### PROBLEM DESCRIPTION
Work out the number of lines containing "nuværende". Answer with nothing but that number.

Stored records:
— Start —

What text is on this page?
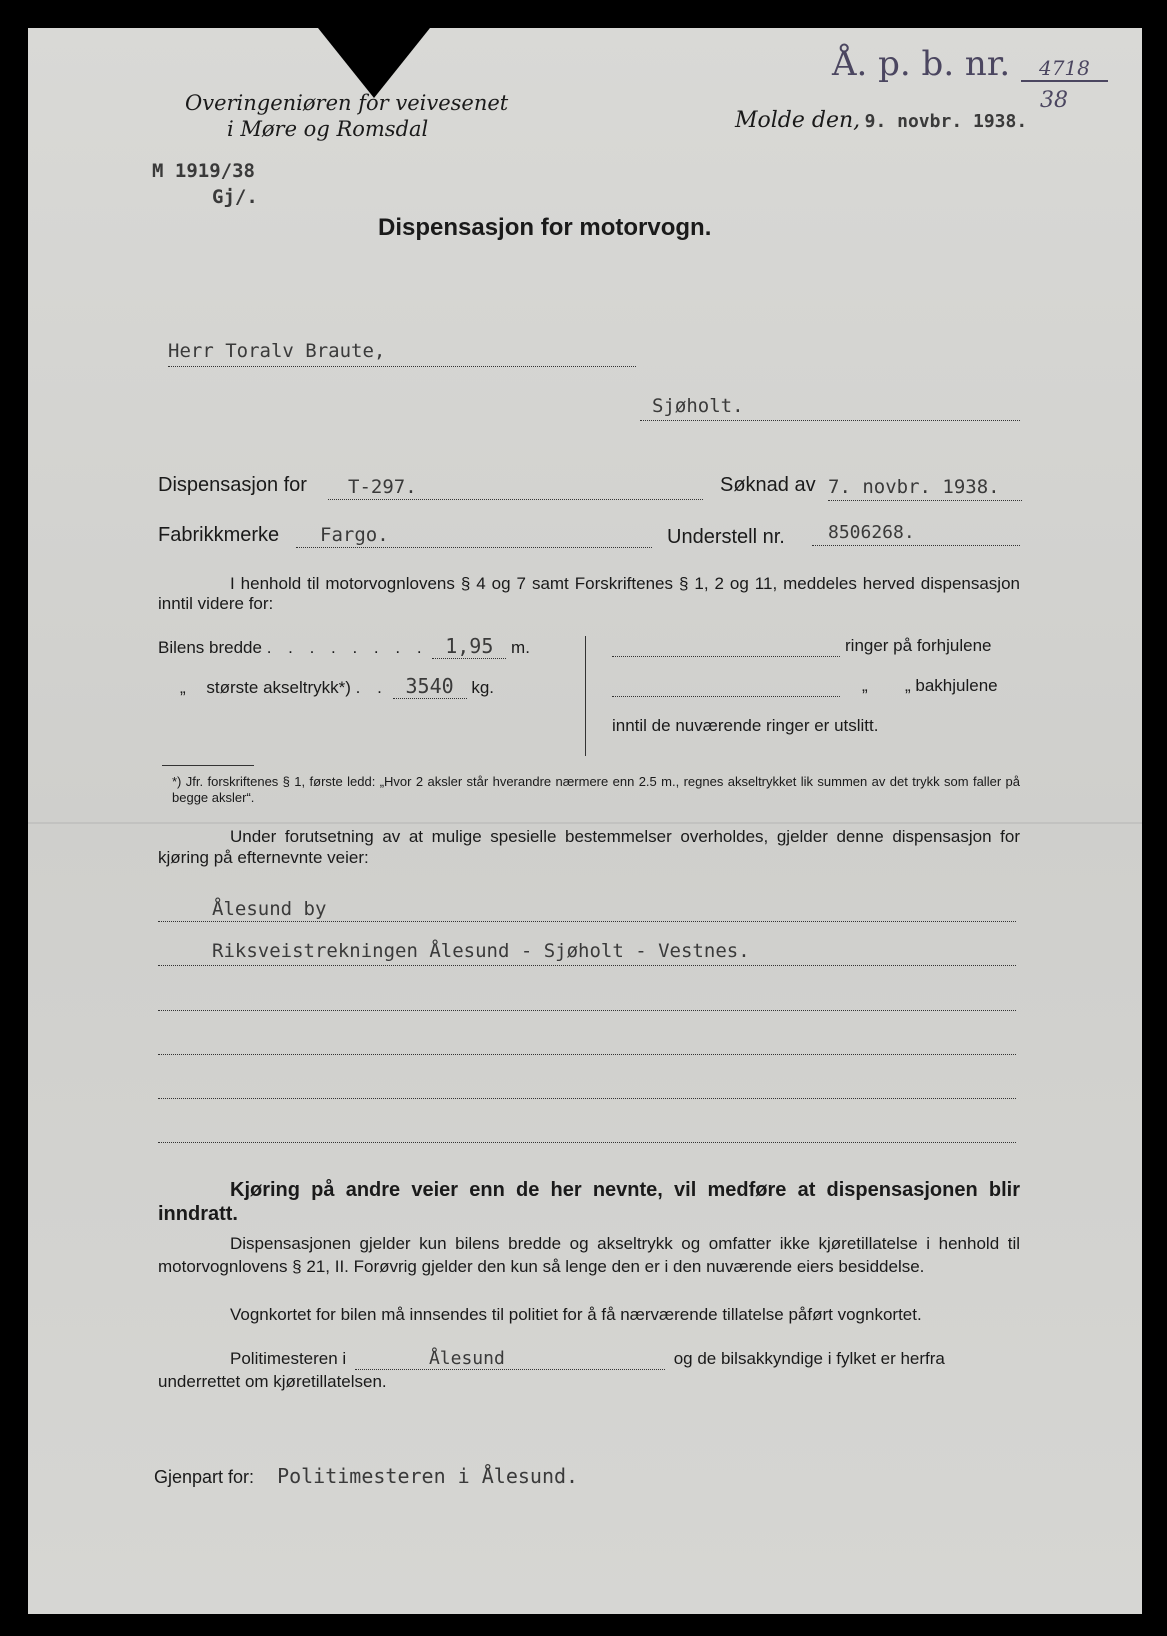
Overingeniøren for veivesenet
i Møre og Romsdal
Å. p. b. nr. 4718
38
Molde den, 9. novbr. 1938.
M 1919/38
Gj/.
Dispensasjon for motorvogn.
Herr Toralv Braute,
Sjøholt.
Dispensasjon for	T-297.	Søknad av 7. novbr. 1938.
Fabrikkmerke	Fargo.	Understell nr.	8506268.
I henhold til motorvognlovens § 4 og 7 samt Forskriftenes § 1, 2 og 11, meddeles herved dispensasjon inntil videre for:
Bilens bredde . . . . . . . . 1,95 m.
„ største akseltrykk*) . . 3540 kg.
ringer på forhjulene
„ „ bakhjulene
inntil de nuværende ringer er utslitt.
*) Jfr. forskriftenes § 1, første ledd: „Hvor 2 aksler står hverandre nærmere enn 2.5 m., regnes akseltrykket lik summen av det trykk som faller på begge aksler“.
Under forutsetning av at mulige spesielle bestemmelser overholdes, gjelder denne dispensasjon for kjøring på efternevnte veier:
Ålesund by
Riksveistrekningen Ålesund - Sjøholt - Vestnes.
Kjøring på andre veier enn de her nevnte, vil medføre at dispensasjonen blir inndratt.
Dispensasjonen gjelder kun bilens bredde og akseltrykk og omfatter ikke kjøretillatelse i henhold til motorvognlovens § 21, II. Forøvrig gjelder den kun så lenge den er i den nuværende eiers besiddelse.
Vognkortet for bilen må innsendes til politiet for å få nærværende tillatelse påført vognkortet.
Politimesteren i	Ålesund	og de bilsakkyndige i fylket er herfra
underrettet om kjøretillatelsen.
Gjenpart for: Politimesteren i Ålesund.
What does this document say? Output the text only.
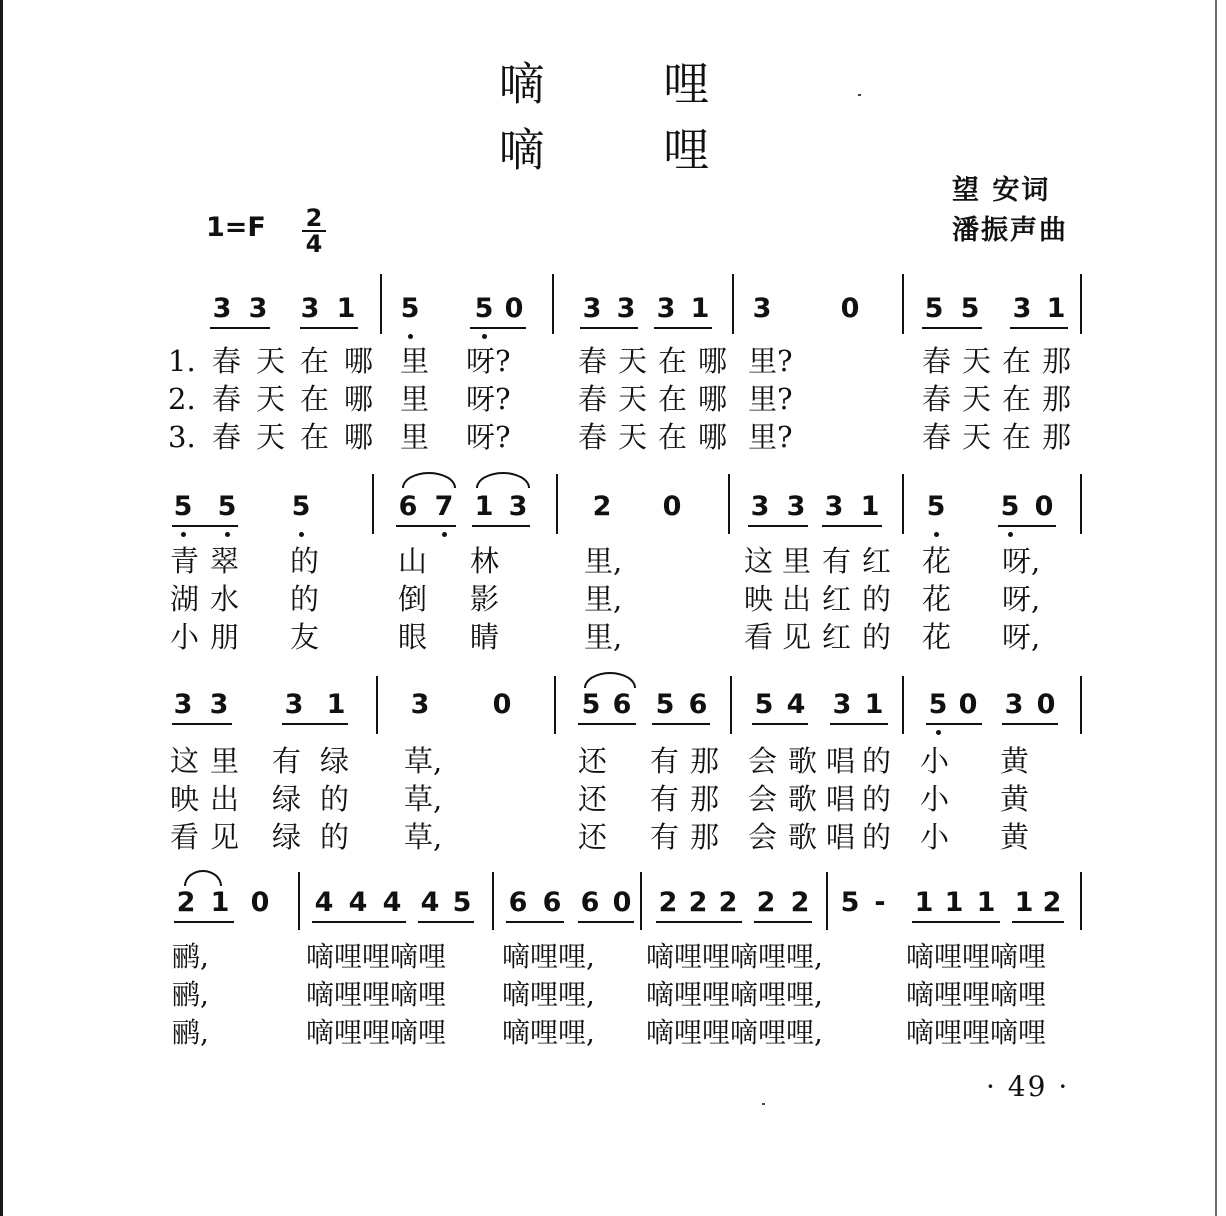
嘀 哩 嘀 哩
望 安词
潘振声曲
$1=F \frac{2}{4}$
3 3 3 1 5 5 0 3 3 3 1 3	0 5 5 3 1
1. 春 天 在 哪 里 呀? 春 天 在 哪 里?	春 天 在 那
2. 春 天 在 哪 里 呀? 春 天 在 哪 里?	春 天 在 那
3. 春 天 在 哪 里 呀? 春 天 在 哪 里?	春 天 在 那
5 5 5	6 7 1 3 2 0	3 3 3 1 5 5 0
青 翠 的	山 林	里,	这 里 有 红 花 呀,
湖 水 的	倒 影	里,	映 出 红 的 花 呀,
小 朋 友	眼 睛	里,	看 见 红 的 花 呀,
3 3 3 1 3 0	5 6 5 6 5 4 3 1 5 0 3 0
这 里 有 绿 草,	还 有 那 会 歌 唱 的 小 黄
映 出 绿 的 草,	还 有 那 会 歌 唱 的 小 黄
看 见 绿 的 草,	还 有 那 会 歌 唱 的 小 黄
2 1 0 4 4 4 4 5 6 6 6 0 2 2 2 2 2 5 - 1 1 1 1 2
鹂,	嘀哩哩嘀哩 嘀哩哩, 嘀哩哩嘀哩哩,	嘀哩哩嘀哩
鹂,	嘀哩哩嘀哩 嘀哩哩, 嘀哩哩嘀哩哩,	嘀哩哩嘀哩
鹂,	嘀哩哩嘀哩 嘀哩哩, 嘀哩哩嘀哩哩,	嘀哩哩嘀哩
· 49 ·
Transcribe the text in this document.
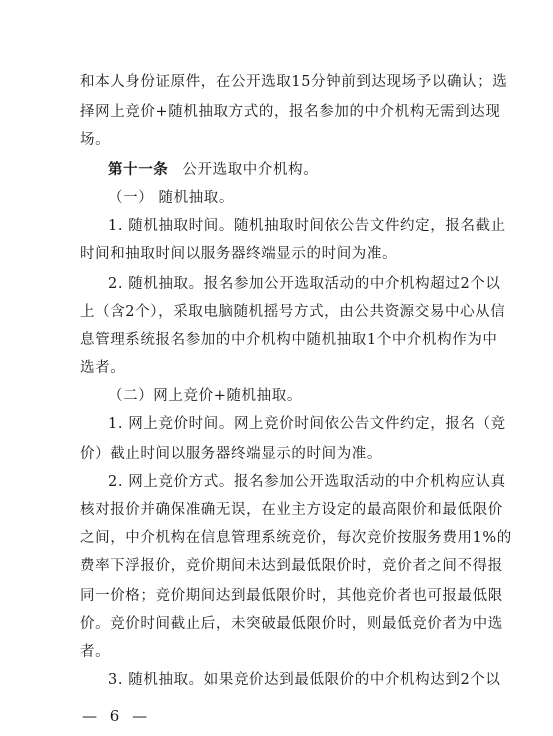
和本人身份证原件，在公开选取15分钟前到达现场予以确认；选
择网上竞价+随机抽取方式的，报名参加的中介机构无需到达现
场。
第十一条 公开选取中介机构。
（一） 随机抽取。
1. 随机抽取时间。随机抽取时间依公告文件约定，报名截止
时间和抽取时间以服务器终端显示的时间为准。
2. 随机抽取。报名参加公开选取活动的中介机构超过2个以
上（含2个），采取电脑随机摇号方式，由公共资源交易中心从信
息管理系统报名参加的中介机构中随机抽取1个中介机构作为中
选者。
（二）网上竞价+随机抽取。
1. 网上竞价时间。网上竞价时间依公告文件约定，报名（竞
价）截止时间以服务器终端显示的时间为准。
2. 网上竞价方式。报名参加公开选取活动的中介机构应认真
核对报价并确保准确无误，在业主方设定的最高限价和最低限价
之间，中介机构在信息管理系统竞价，每次竞价按服务费用1%的
费率下浮报价，竞价期间未达到最低限价时，竞价者之间不得报
同一价格；竞价期间达到最低限价时，其他竞价者也可报最低限
价。竞价时间截止后，未突破最低限价时，则最低竞价者为中选
者。
3. 随机抽取。如果竞价达到最低限价的中介机构达到2个以
— 6 —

— End —

### WRITTEN SOLUTION
2